***** Task input *****

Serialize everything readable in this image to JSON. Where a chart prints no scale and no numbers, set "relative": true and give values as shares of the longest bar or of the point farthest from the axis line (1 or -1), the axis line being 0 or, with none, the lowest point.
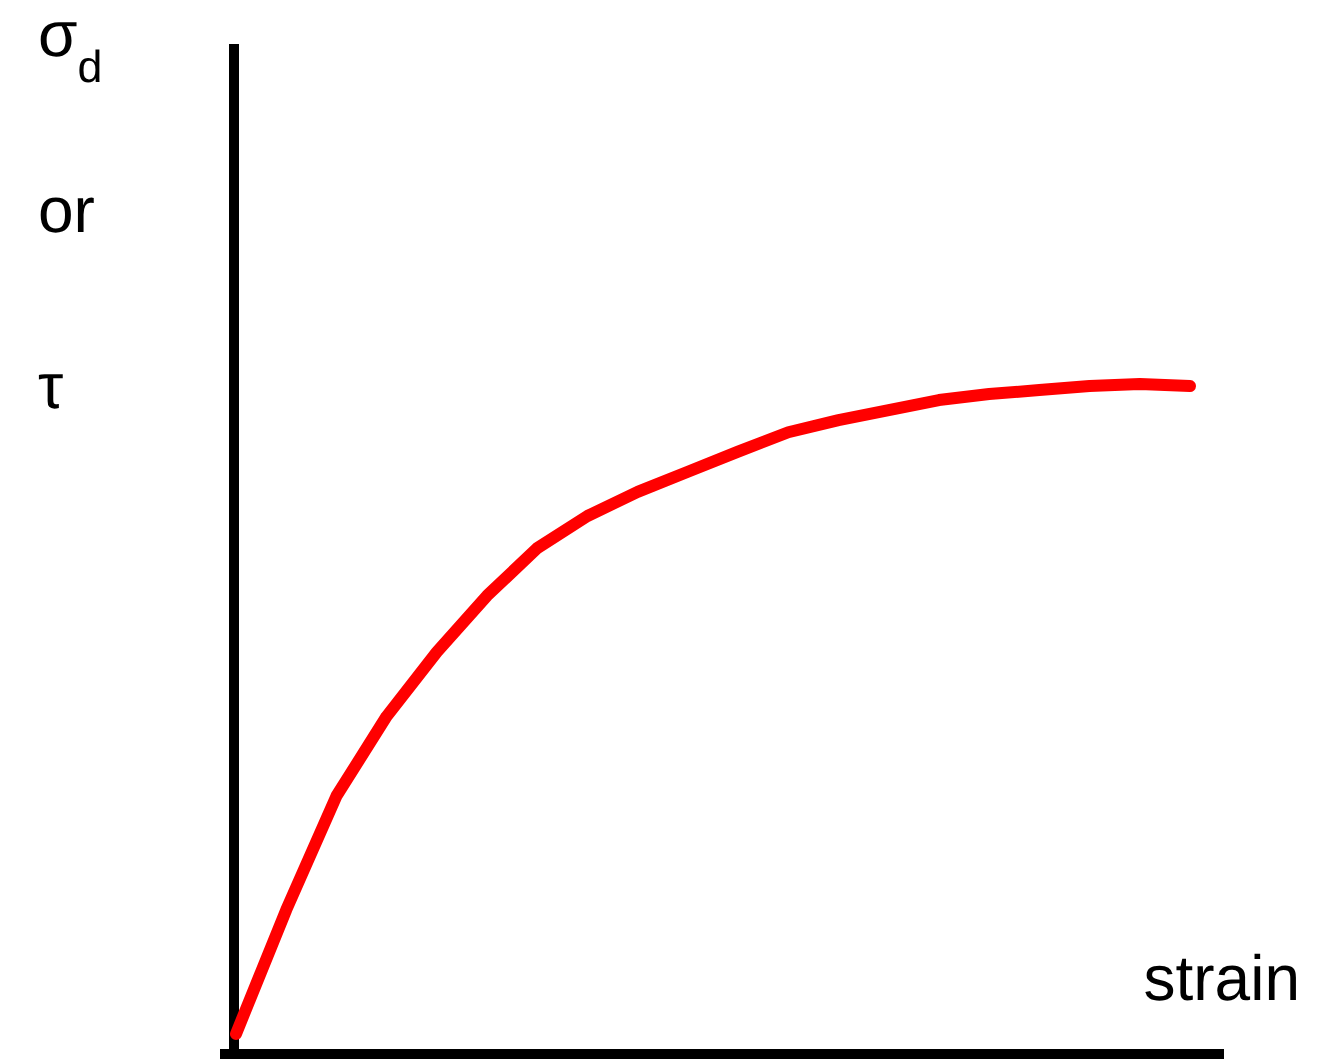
{
  "chart_data": {
    "type": "line",
    "relative": true,
    "xlabel": "strain",
    "ylabel": "σ$_{d}$ or τ",
    "categories": [
      null,
      null,
      null,
      null,
      null,
      null,
      null,
      null,
      null,
      null,
      null,
      null,
      null,
      null,
      null,
      null,
      null,
      null,
      null,
      null
    ],
    "series": [
      {
        "color": "#ff0000",
        "values": [
          0.03,
          0.215,
          0.385,
          0.504,
          0.6,
          0.684,
          0.755,
          0.803,
          0.839,
          0.869,
          0.899,
          0.928,
          0.946,
          0.961,
          0.976,
          0.985,
          0.991,
          0.997,
          1,
          0.997
        ]
      }
    ],
    "grid": false,
    "marker": "none",
    "line_style": "solid"
  }
}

*****

> Your objective: Transcribe the listing in full. Omit the pictures and keep every line exact.

> Answer in full:
Serialize everything readable in this image to JSON. Where a chart prints no scale and no numbers, set "relative": true and give values as shares of the longest bar or of the point farthest from the axis line (1 or -1), the axis line being 0 or, with none, the lowest point.
{
  "chart_data": {
    "type": "line",
    "relative": true,
    "xlabel": "strain",
    "ylabel": "σ$_{d}$ or τ",
    "categories": [
      null,
      null,
      null,
      null,
      null,
      null,
      null,
      null,
      null,
      null,
      null,
      null,
      null,
      null,
      null,
      null,
      null,
      null,
      null,
      null
    ],
    "series": [
      {
        "color": "#ff0000",
        "values": [
          0.03,
          0.215,
          0.385,
          0.504,
          0.6,
          0.684,
          0.755,
          0.803,
          0.839,
          0.869,
          0.899,
          0.928,
          0.946,
          0.961,
          0.976,
          0.985,
          0.991,
          0.997,
          1,
          0.997
        ]
      }
    ],
    "grid": false,
    "marker": "none",
    "line_style": "solid"
  }
}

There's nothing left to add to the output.